* **SET EXERCISE**:
Copy out each line of the material in which the word "estándar" appears.
===== DATASET ENTRIES =====
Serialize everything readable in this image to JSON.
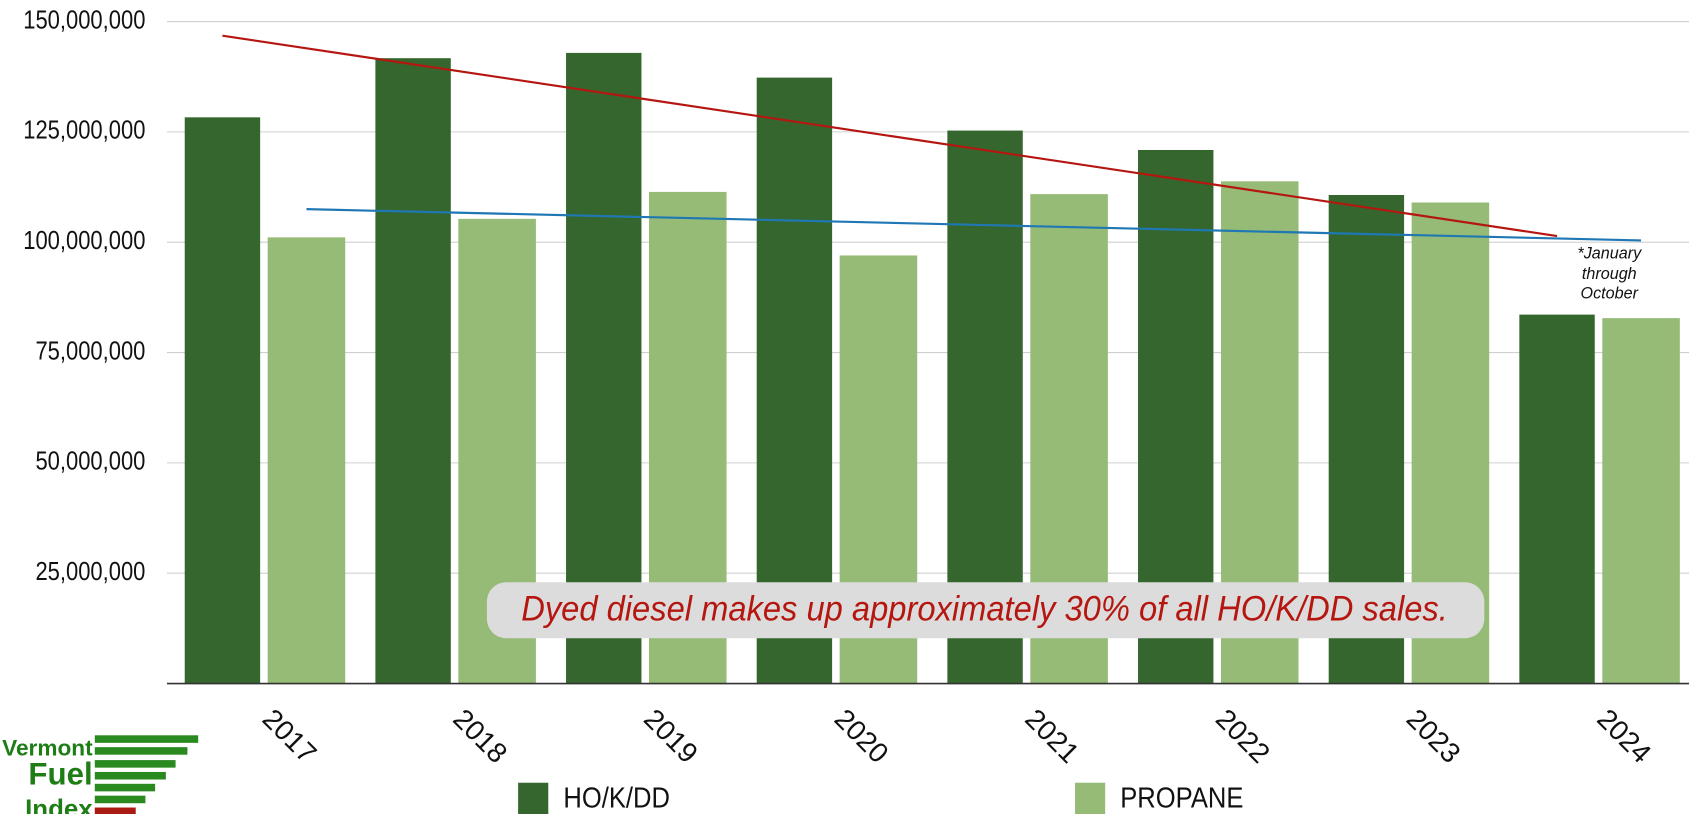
{
  "chart_data": {
    "type": "bar",
    "categories": [
      "2017",
      "2018",
      "2019",
      "2020",
      "2021",
      "2022",
      "2023",
      "2024"
    ],
    "series": [
      {
        "name": "HO/K/DD",
        "color": "#35662e",
        "values": [
          128300000,
          141700000,
          142900000,
          137300000,
          125300000,
          120900000,
          110700000,
          83600000
        ],
        "trend": [
          146800000,
          101400000
        ],
        "trend_color": "#b5160f"
      },
      {
        "name": "PROPANE",
        "color": "#95bb76",
        "values": [
          101100000,
          105300000,
          111400000,
          97000000,
          110900000,
          113800000,
          109000000,
          82800000
        ],
        "trend": [
          107500000,
          100400000
        ],
        "trend_color": "#1f78b4"
      }
    ],
    "ylim": [
      0,
      150000000
    ],
    "yticks": [
      {
        "value": 25000000,
        "label": "25,000,000"
      },
      {
        "value": 50000000,
        "label": "50,000,000"
      },
      {
        "value": 75000000,
        "label": "75,000,000"
      },
      {
        "value": 100000000,
        "label": "100,000,000"
      },
      {
        "value": 125000000,
        "label": "125,000,000"
      },
      {
        "value": 150000000,
        "label": "150,000,000"
      }
    ],
    "grid": true,
    "annotations": [
      "Dyed diesel makes up approximately 30% of all HO/K/DD sales.",
      [
        "*January",
        "through",
        "October"
      ]
    ],
    "logo": [
      "Vermont",
      "Fuel",
      "Index"
    ]
  }
}
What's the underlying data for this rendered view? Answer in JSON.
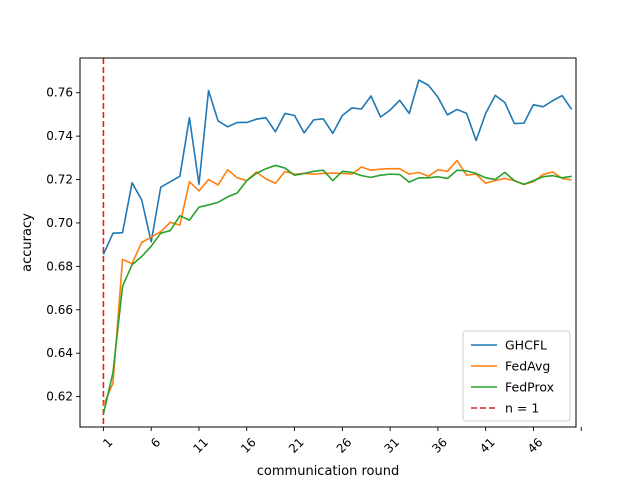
{
  "chart_data": {
    "type": "line",
    "title": "",
    "xlabel": "communication round",
    "ylabel": "accuracy",
    "xlim": [
      -1.45,
      50.45
    ],
    "ylim": [
      0.606,
      0.776
    ],
    "xticks": [
      1,
      6,
      11,
      16,
      21,
      26,
      31,
      36,
      41,
      46,
      51
    ],
    "xtick_labels": [
      "1",
      "6",
      "11",
      "16",
      "21",
      "26",
      "31",
      "36",
      "41",
      "46",
      ""
    ],
    "yticks": [
      0.62,
      0.64,
      0.66,
      0.68,
      0.7,
      0.72,
      0.74,
      0.76
    ],
    "ytick_labels": [
      "0.62",
      "0.64",
      "0.66",
      "0.68",
      "0.70",
      "0.72",
      "0.74",
      "0.76"
    ],
    "grid": false,
    "legend_position": "lower-right",
    "series": [
      {
        "name": "GHCFL",
        "color": "#1f77b4",
        "x_start": 1,
        "values": [
          0.6855,
          0.6953,
          0.6955,
          0.7185,
          0.7107,
          0.6913,
          0.7165,
          0.719,
          0.7215,
          0.7485,
          0.7178,
          0.761,
          0.747,
          0.7443,
          0.7463,
          0.7463,
          0.7478,
          0.7485,
          0.742,
          0.7505,
          0.7495,
          0.7415,
          0.7475,
          0.748,
          0.7413,
          0.7495,
          0.753,
          0.7525,
          0.7585,
          0.7488,
          0.752,
          0.7565,
          0.7505,
          0.7658,
          0.7635,
          0.758,
          0.7498,
          0.7523,
          0.7505,
          0.738,
          0.7505,
          0.7588,
          0.7555,
          0.7458,
          0.746,
          0.7545,
          0.7535,
          0.7563,
          0.7587,
          0.7523
        ]
      },
      {
        "name": "FedAvg",
        "color": "#ff7f0e",
        "x_start": 1,
        "values": [
          0.616,
          0.6262,
          0.6832,
          0.6813,
          0.691,
          0.6935,
          0.696,
          0.7003,
          0.699,
          0.719,
          0.7148,
          0.72,
          0.7175,
          0.7245,
          0.7208,
          0.7195,
          0.7235,
          0.7203,
          0.7183,
          0.7237,
          0.7225,
          0.7228,
          0.7225,
          0.7228,
          0.723,
          0.7228,
          0.7225,
          0.7258,
          0.7243,
          0.7248,
          0.725,
          0.725,
          0.7225,
          0.7233,
          0.7215,
          0.7245,
          0.7238,
          0.7288,
          0.722,
          0.7225,
          0.7183,
          0.7195,
          0.7205,
          0.7195,
          0.7178,
          0.719,
          0.7223,
          0.7235,
          0.7205,
          0.7198
        ]
      },
      {
        "name": "FedProx",
        "color": "#2ca02c",
        "x_start": 1,
        "values": [
          0.612,
          0.631,
          0.6708,
          0.6808,
          0.6845,
          0.6893,
          0.6953,
          0.6965,
          0.7033,
          0.7013,
          0.7073,
          0.7083,
          0.7095,
          0.712,
          0.7138,
          0.7195,
          0.7228,
          0.725,
          0.7265,
          0.7253,
          0.722,
          0.7228,
          0.7238,
          0.7243,
          0.7195,
          0.7238,
          0.7233,
          0.7218,
          0.721,
          0.722,
          0.7225,
          0.7223,
          0.7188,
          0.7208,
          0.7208,
          0.7213,
          0.7205,
          0.7243,
          0.724,
          0.7228,
          0.7208,
          0.72,
          0.7233,
          0.7195,
          0.7178,
          0.7195,
          0.7213,
          0.7218,
          0.7208,
          0.7215
        ]
      }
    ],
    "reference_line": {
      "name": "n = 1",
      "color": "#d62728",
      "x": 1,
      "style": "dashed"
    }
  }
}
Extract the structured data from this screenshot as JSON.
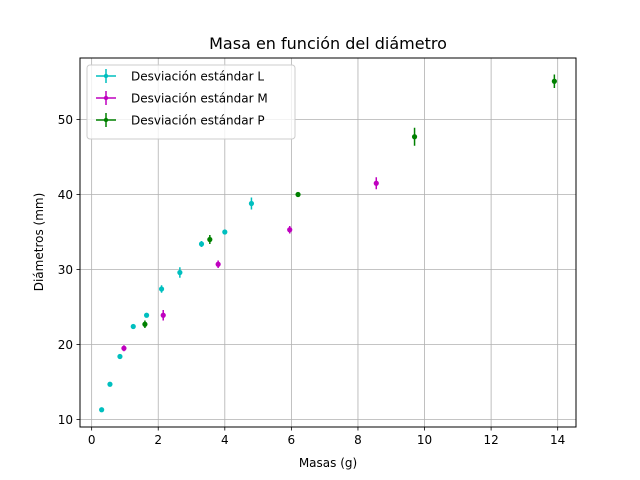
{
  "chart_data": {
    "type": "scatter",
    "title": "Masa en función del diámetro",
    "xlabel": "Masas (g)",
    "ylabel": "Diámetros (mm)",
    "xlim": [
      -0.35,
      14.55
    ],
    "ylim": [
      9.0,
      58.2
    ],
    "xticks": [
      0,
      2,
      4,
      6,
      8,
      10,
      12,
      14
    ],
    "yticks": [
      10,
      20,
      30,
      40,
      50
    ],
    "grid": true,
    "legend_position": "upper-left",
    "series": [
      {
        "name": "Desviación estándar L",
        "color": "#00bfbf",
        "x": [
          0.3,
          0.55,
          0.85,
          1.25,
          1.65,
          2.1,
          2.65,
          3.3,
          4.0,
          4.8
        ],
        "y": [
          11.3,
          14.7,
          18.4,
          22.4,
          23.9,
          27.4,
          29.6,
          33.4,
          35.0,
          38.8
        ],
        "yerr": [
          0.3,
          0.3,
          0.3,
          0.3,
          0.3,
          0.5,
          0.7,
          0.4,
          0.3,
          0.8
        ]
      },
      {
        "name": "Desviación estándar M",
        "color": "#bf00bf",
        "x": [
          0.97,
          2.15,
          3.8,
          5.95,
          8.55
        ],
        "y": [
          19.5,
          23.9,
          30.7,
          35.3,
          41.5
        ],
        "yerr": [
          0.4,
          0.7,
          0.5,
          0.5,
          0.8
        ]
      },
      {
        "name": "Desviación estándar P",
        "color": "#008000",
        "x": [
          1.6,
          3.55,
          6.2,
          9.7,
          13.9
        ],
        "y": [
          22.7,
          34.0,
          40.0,
          47.7,
          55.1
        ],
        "yerr": [
          0.5,
          0.6,
          0.3,
          1.2,
          0.9
        ]
      }
    ]
  }
}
=====
* **ANSWER IN FULL**:
        "name": "Desviación estándar L",
        "name": "Desviación estándar M",
        "name": "Desviación estándar P",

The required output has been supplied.